State how many lines hold the string "Negroes". Give the number and nothing else.
==============================
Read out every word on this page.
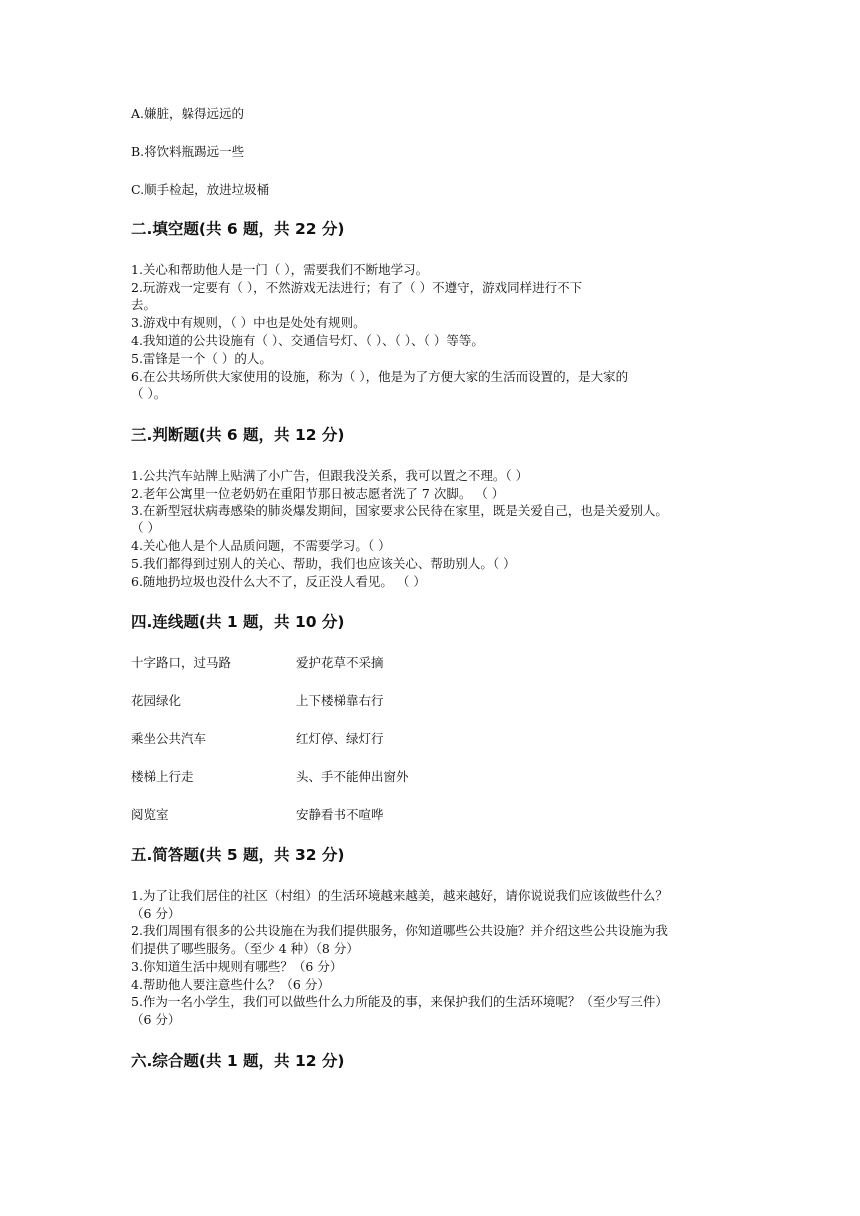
A.嫌脏，躲得远远的
B.将饮料瓶踢远一些
C.顺手检起，放进垃圾桶
二.填空题(共 6 题，共 22 分)
1.关心和帮助他人是一门（ ），需要我们不断地学习。
2.玩游戏一定要有（ ），不然游戏无法进行；有了（ ）不遵守，游戏同样进行不下
去。
3.游戏中有规则，（ ）中也是处处有规则。
4.我知道的公共设施有（ ）、交通信号灯、（ ）、（ ）、（ ）等等。
5.雷锋是一个（ ）的人。
6.在公共场所供大家使用的设施，称为（ ），他是为了方便大家的生活而设置的，是大家的
（ ）。
三.判断题(共 6 题，共 12 分)
1.公共汽车站牌上贴满了小广告，但跟我没关系，我可以置之不理。（ ）
2.老年公寓里一位老奶奶在重阳节那日被志愿者洗了 7 次脚。 （ ）
3.在新型冠状病毒感染的肺炎爆发期间，国家要求公民待在家里，既是关爱自己，也是关爱别人。
（ ）
4.关心他人是个人品质问题，不需要学习。（ ）
5.我们都得到过别人的关心、帮助，我们也应该关心、帮助别人。（ ）
6.随地扔垃圾也没什么大不了，反正没人看见。 （ ）
四.连线题(共 1 题，共 10 分)
十字路口，过马路	爱护花草不采摘
花园绿化	上下楼梯靠右行
乘坐公共汽车	红灯停、绿灯行
楼梯上行走	头、手不能伸出窗外
阅览室	安静看书不喧哗
五.简答题(共 5 题，共 32 分)
1.为了让我们居住的社区（村组）的生活环境越来越美，越来越好，请你说说我们应该做些什么？
（6 分）
2.我们周围有很多的公共设施在为我们提供服务，你知道哪些公共设施？并介绍这些公共设施为我
们提供了哪些服务。（至少 4 种）（8 分）
3.你知道生活中规则有哪些？（6 分）
4.帮助他人要注意些什么？（6 分）
5.作为一名小学生，我们可以做些什么力所能及的事，来保护我们的生活环境呢？（至少写三件）
（6 分）
六.综合题(共 1 题，共 12 分)
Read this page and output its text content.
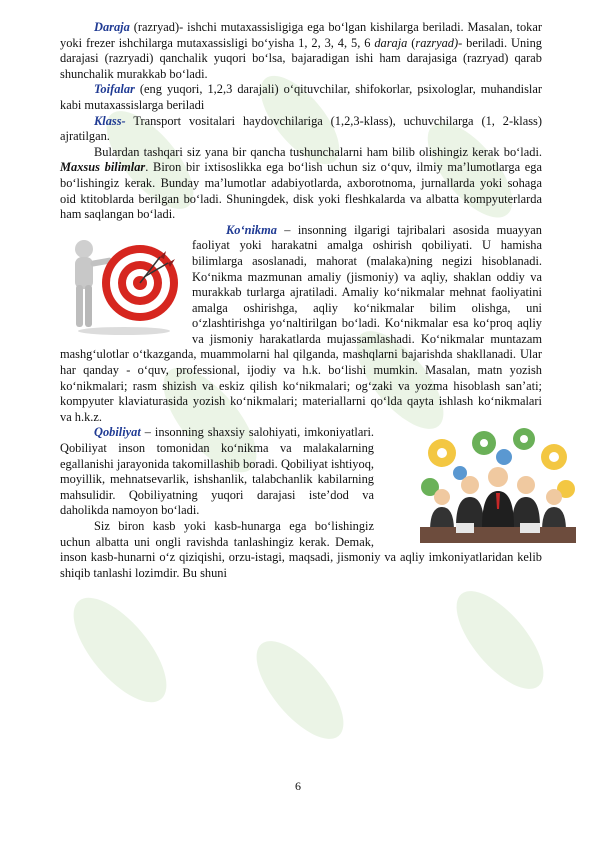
Daraja (razryad)- ishchi mutaxassisligiga ega bo‘lgan kishilarga beriladi. Masalan, tokar yoki frezer ishchilarga mutaxassisligi bo‘yisha 1, 2, 3, 4, 5, 6 daraja (razryad)- beriladi. Uning darajasi (razryadi) qanchalik yuqori bo‘lsa, bajaradigan ishi ham darajasiga (razryad) qarab shunchalik murakkab bo‘ladi.

Toifalar (eng yuqori, 1,2,3 darajali) o‘qituvchilar, shifokorlar, psixologlar, muhandislar kabi mutaxassislarga beriladi

Klass- Transport vositalari haydovchilariga (1,2,3-klass), uchuvchilarga (1, 2-klass) ajratilgan.

Bulardan tashqari siz yana bir qancha tushunchalarni ham bilib olishingiz kerak bo‘ladi. Maxsus bilimlar. Biron bir ixtisoslikka ega bo‘lish uchun siz o‘quv, ilmiy ma’lumotlarga ega bo‘lishingiz kerak. Bunday ma’lumotlar adabiyotlarda, axborotnoma, jurnallarda yoki sohaga oid ktitoblarda berilgan bo‘ladi. Shuningdek, disk yoki fleshkalarda va albatta kompyuterlarda ham saqlangan bo‘ladi.

Ko‘nikma – insonning ilgarigi tajribalari asosida muayyan faoliyat yoki harakatni amalga oshirish qobiliyati. U hamisha bilimlarga asoslanadi, mahorat (malaka)ning negizi hisoblanadi. Ko‘nikma mazmunan amaliy (jismoniy) va aqliy, shaklan oddiy va murakkab turlarga ajratiladi. Amaliy ko‘nikmalar mehnat faoliyatini amalga oshirishga, aqliy ko‘nikmalar bilim olishga, uni o‘zlashtirishga yo‘naltirilgan bo‘ladi. Ko‘nikmalar esa ko‘proq aqliy va jismoniy harakatlarda mujassamlashadi. Ko‘nikmalar muntazam mashg‘ulotlar o‘tkazganda, muammolarni hal qilganda, mashqlarni bajarishda shakllanadi. Ular har qanday - o‘quv, professional, ijodiy va h.k. bo‘lishi mumkin. Masalan, matn yozish ko‘nikmalari; rasm shizish va eskiz qilish ko‘nikmalari; og‘zaki va yozma hisoblash san’ati; kompyuter klaviaturasida yozish ko‘nikmalari; materiallarni qo‘lda qayta ishlash ko‘nikmalari va h.k.z.

Qobiliyat – insonning shaxsiy salohiyati, imkoniyatlari. Qobiliyat inson tomonidan ko‘nikma va malakalarning egallanishi jarayonida takomillashib boradi. Qobiliyat ishtiyoq, moyillik, mehnatsevarlik, ishshanlik, talabchanlik kabilarning mahsulidir. Qobiliyatning yuqori darajasi iste’dod va daholikda namoyon bo‘ladi.

Siz biron kasb yoki kasb-hunarga ega bo‘lishingiz uchun albatta uni ongli ravishda tanlashingiz kerak. Demak, inson kasb-hunarni o‘z qiziqishi, orzu-istagi, maqsadi, jismoniy va aqliy imkoniyatlaridan kelib shiqib tanlashi lozimdir. Bu shuni

6
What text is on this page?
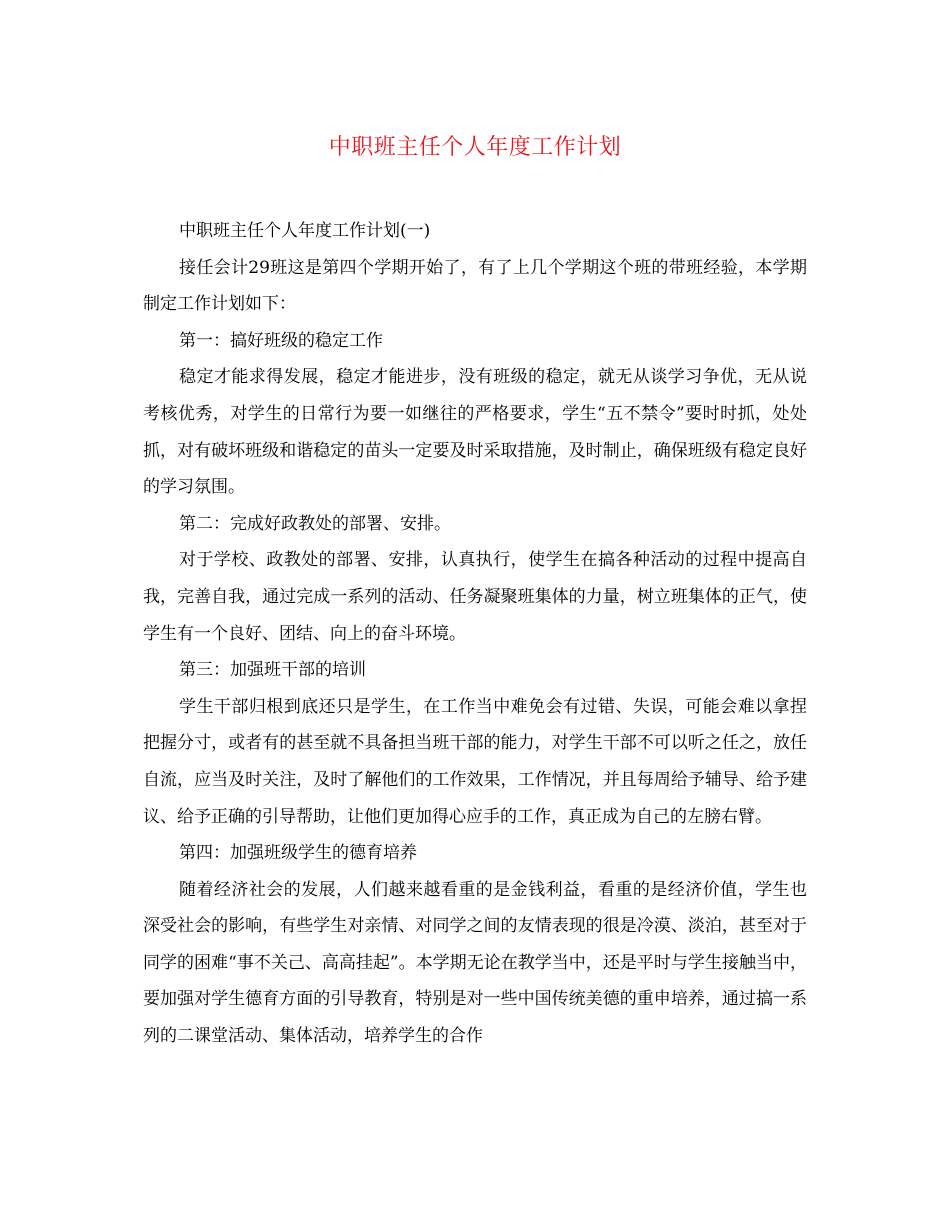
中职班主任个人年度工作计划

中职班主任个人年度工作计划(一)

接任会计29班这是第四个学期开始了，有了上几个学期这个班的带班经验，本学期制定工作计划如下：

第一：搞好班级的稳定工作

稳定才能求得发展，稳定才能进步，没有班级的稳定，就无从谈学习争优，无从说考核优秀，对学生的日常行为要一如继往的严格要求，学生“五不禁令”要时时抓，处处抓，对有破坏班级和谐稳定的苗头一定要及时采取措施，及时制止，确保班级有稳定良好的学习氛围。

第二：完成好政教处的部署、安排。

对于学校、政教处的部署、安排，认真执行，使学生在搞各种活动的过程中提高自我，完善自我，通过完成一系列的活动、任务凝聚班集体的力量，树立班集体的正气，使学生有一个良好、团结、向上的奋斗环境。

第三：加强班干部的培训

学生干部归根到底还只是学生，在工作当中难免会有过错、失误，可能会难以拿捏把握分寸，或者有的甚至就不具备担当班干部的能力，对学生干部不可以听之任之，放任自流，应当及时关注，及时了解他们的工作效果，工作情况，并且每周给予辅导、给予建议、给予正确的引导帮助，让他们更加得心应手的工作，真正成为自己的左膀右臂。

第四：加强班级学生的德育培养

随着经济社会的发展，人们越来越看重的是金钱利益，看重的是经济价值，学生也深受社会的影响，有些学生对亲情、对同学之间的友情表现的很是冷漠、淡泊，甚至对于同学的困难“事不关己、高高挂起”。本学期无论在教学当中，还是平时与学生接触当中，要加强对学生德育方面的引导教育，特别是对一些中国传统美德的重申培养，通过搞一系列的二课堂活动、集体活动，培养学生的合作
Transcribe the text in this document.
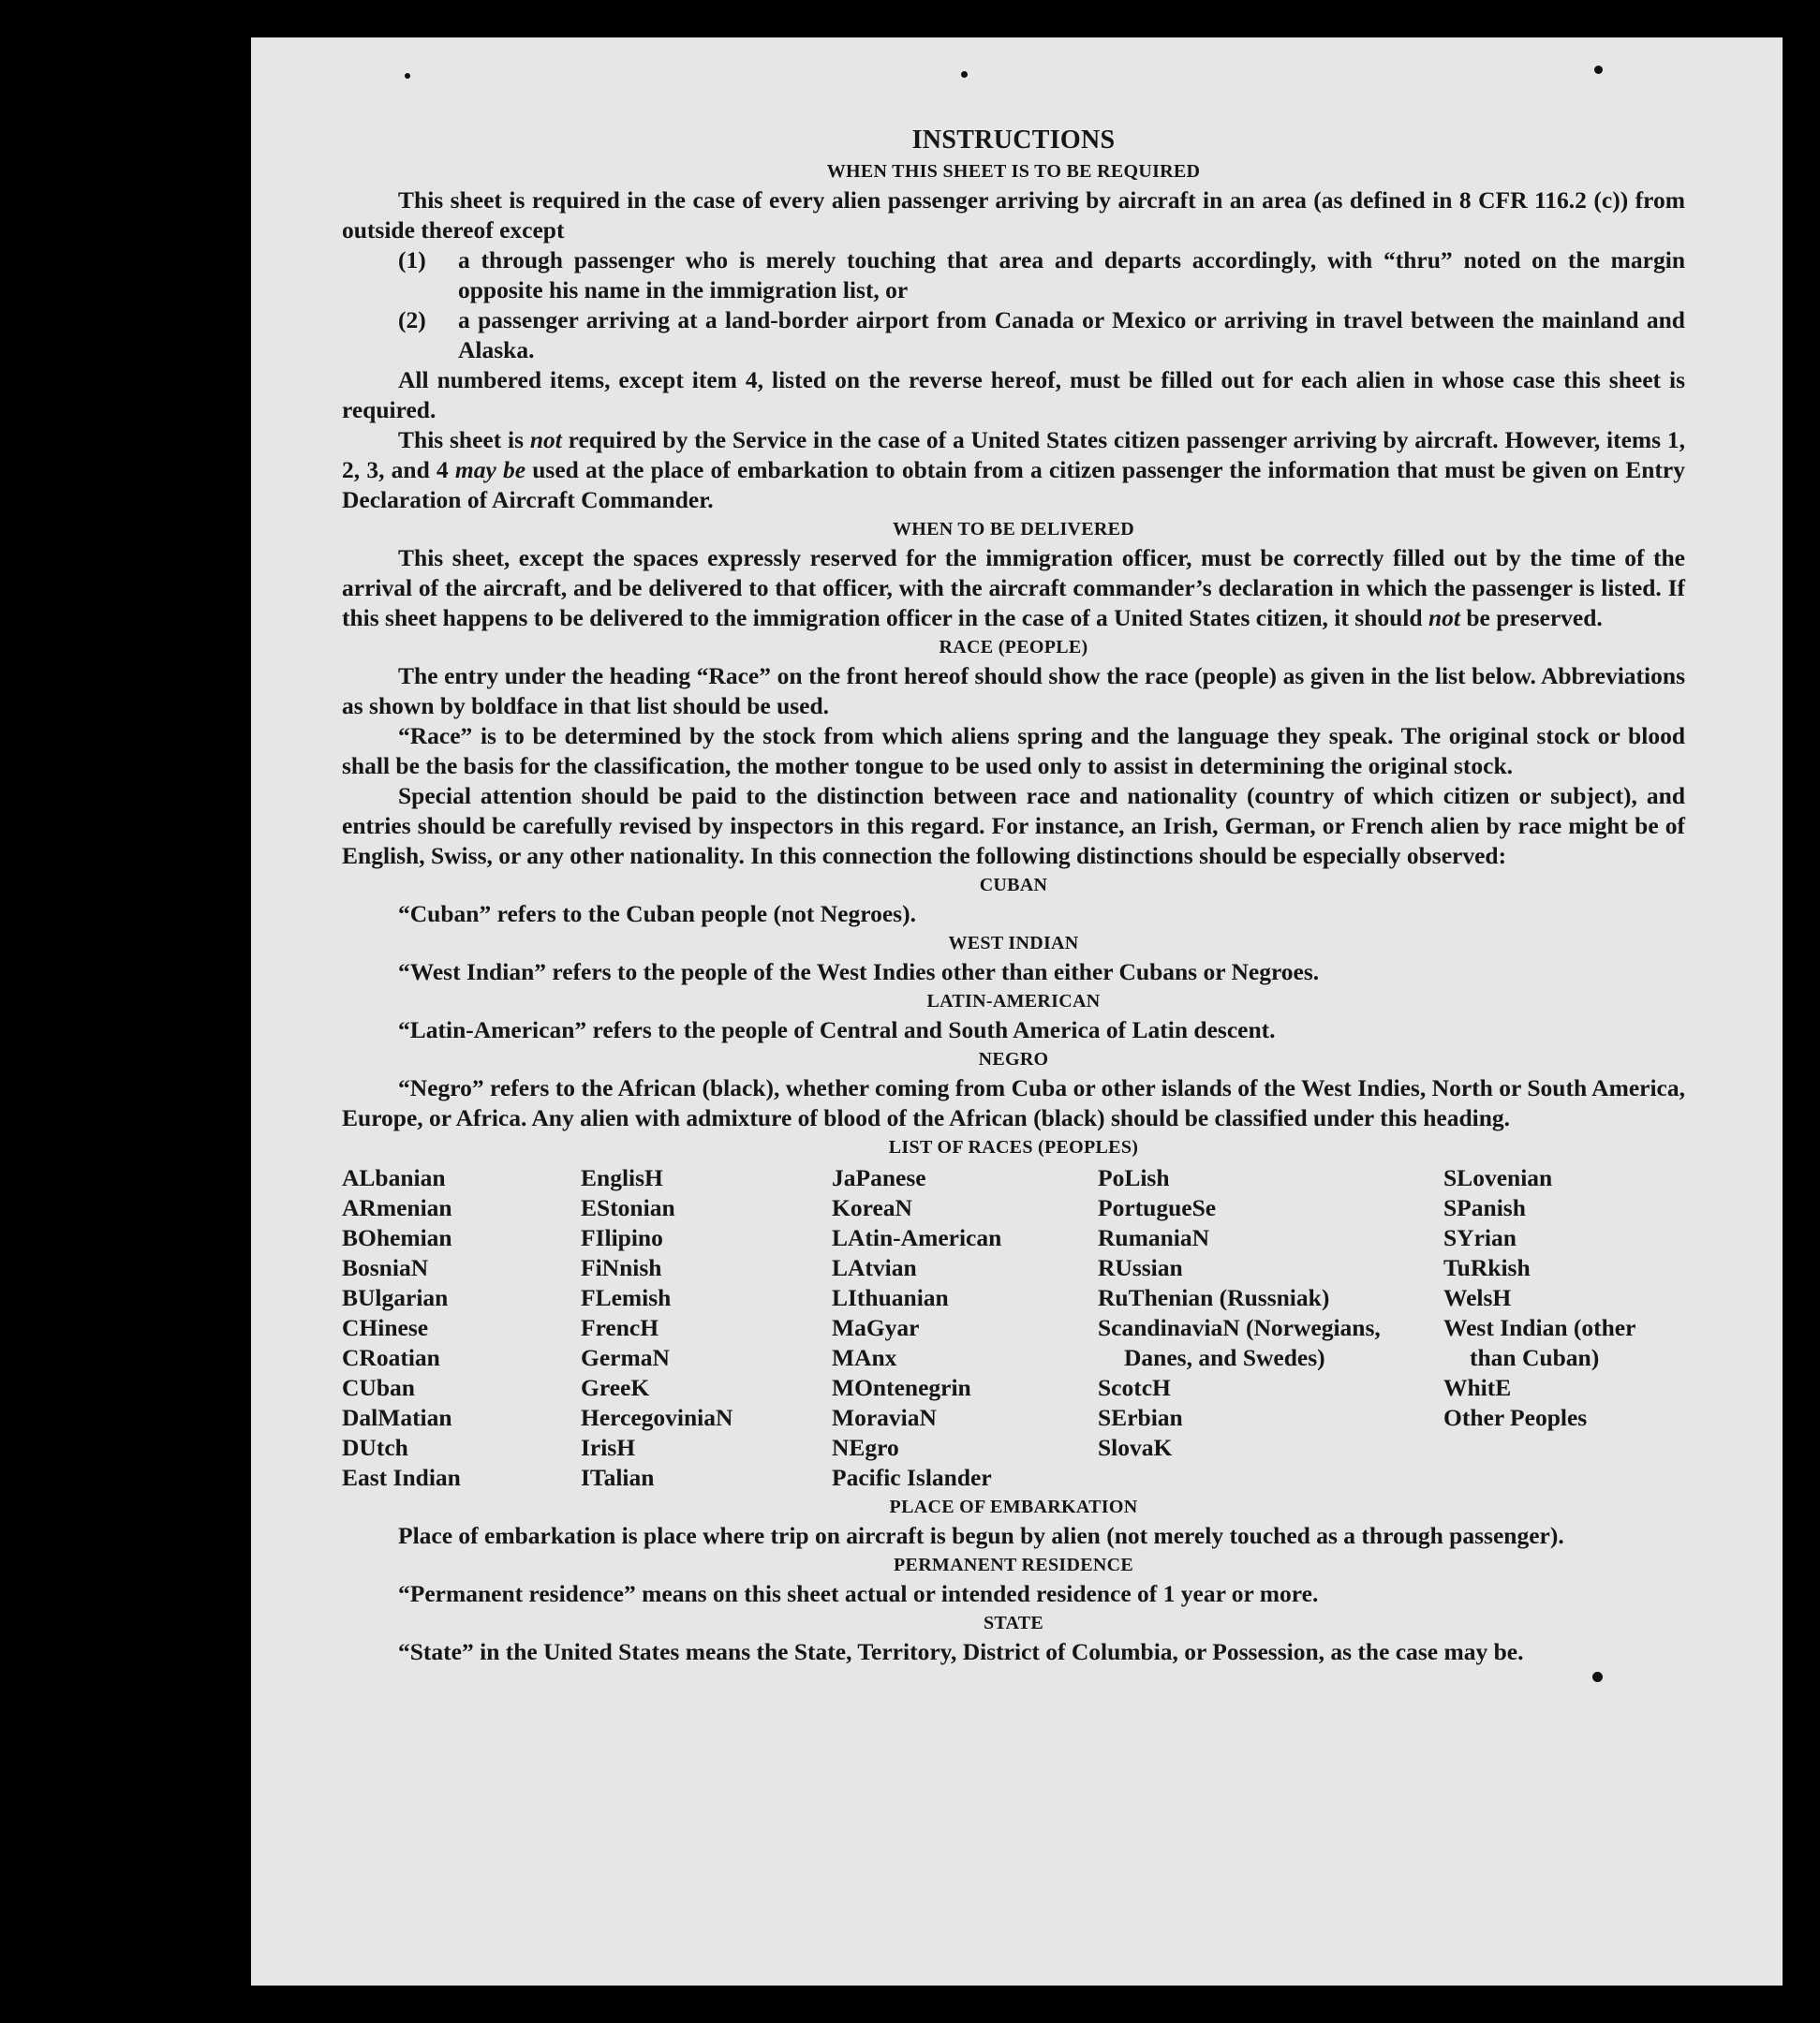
INSTRUCTIONS
WHEN THIS SHEET IS TO BE REQUIRED

This sheet is required in the case of every alien passenger arriving by aircraft in an area (as defined in 8 CFR 116.2 (c)) from outside thereof except

(1)	a through passenger who is merely touching that area and departs accordingly, with “thru” noted on the margin opposite his name in the immigration list, or
(2)	a passenger arriving at a land-border airport from Canada or Mexico or arriving in travel between the mainland and Alaska.

All numbered items, except item 4, listed on the reverse hereof, must be filled out for each alien in whose case this sheet is required.

This sheet is not required by the Service in the case of a United States citizen passenger arriving by aircraft. However, items 1, 2, 3, and 4 may be used at the place of embarkation to obtain from a citizen passenger the information that must be given on Entry Declaration of Aircraft Commander.

WHEN TO BE DELIVERED

This sheet, except the spaces expressly reserved for the immigration officer, must be correctly filled out by the time of the arrival of the aircraft, and be delivered to that officer, with the aircraft commander’s declaration in which the passenger is listed. If this sheet happens to be delivered to the immigration officer in the case of a United States citizen, it should not be preserved.

RACE (PEOPLE)

The entry under the heading “Race” on the front hereof should show the race (people) as given in the list below. Abbreviations as shown by boldface in that list should be used.

“Race” is to be determined by the stock from which aliens spring and the language they speak. The original stock or blood shall be the basis for the classification, the mother tongue to be used only to assist in determining the original stock.

Special attention should be paid to the distinction between race and nationality (country of which citizen or subject), and entries should be carefully revised by inspectors in this regard. For instance, an Irish, German, or French alien by race might be of English, Swiss, or any other nationality. In this connection the following distinctions should be especially observed:

CUBAN

“Cuban” refers to the Cuban people (not Negroes).

WEST INDIAN

“West Indian” refers to the people of the West Indies other than either Cubans or Negroes.

LATIN-AMERICAN

“Latin-American” refers to the people of Central and South America of Latin descent.

NEGRO

“Negro” refers to the African (black), whether coming from Cuba or other islands of the West Indies, North or South America, Europe, or Africa. Any alien with admixture of blood of the African (black) should be classified under this heading.

LIST OF RACES (PEOPLES)
ALbanian
ARmenian
BOhemian
BosniaN
BUlgarian
CHinese
CRoatian
CUban
DalMatian
DUtch
East Indian
EnglisH
EStonian
FIlipino
FiNnish
FLemish
FrencH
GermaN
GreeK
HercegoviniaN
IrisH
ITalian
JaPanese
KoreaN
LAtin-American
LAtvian
LIthuanian
MaGyar
MAnx
MOntenegrin
MoraviaN
NEgro
Pacific Islander
PoLish
PortugueSe
RumaniaN
RUssian
RuThenian (Russniak)
ScandinaviaN (Norwegians, Danes, and Swedes)
ScotcH
SErbian
SlovaK
SLovenian
SPanish
SYrian
TuRkish
WelsH
West Indian (other than Cuban)
WhitE
Other Peoples
PLACE OF EMBARKATION

Place of embarkation is place where trip on aircraft is begun by alien (not merely touched as a through passenger).

PERMANENT RESIDENCE

“Permanent residence” means on this sheet actual or intended residence of 1 year or more.

STATE

“State” in the United States means the State, Territory, District of Columbia, or Possession, as the case may be.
==============================
_Correct result_: 2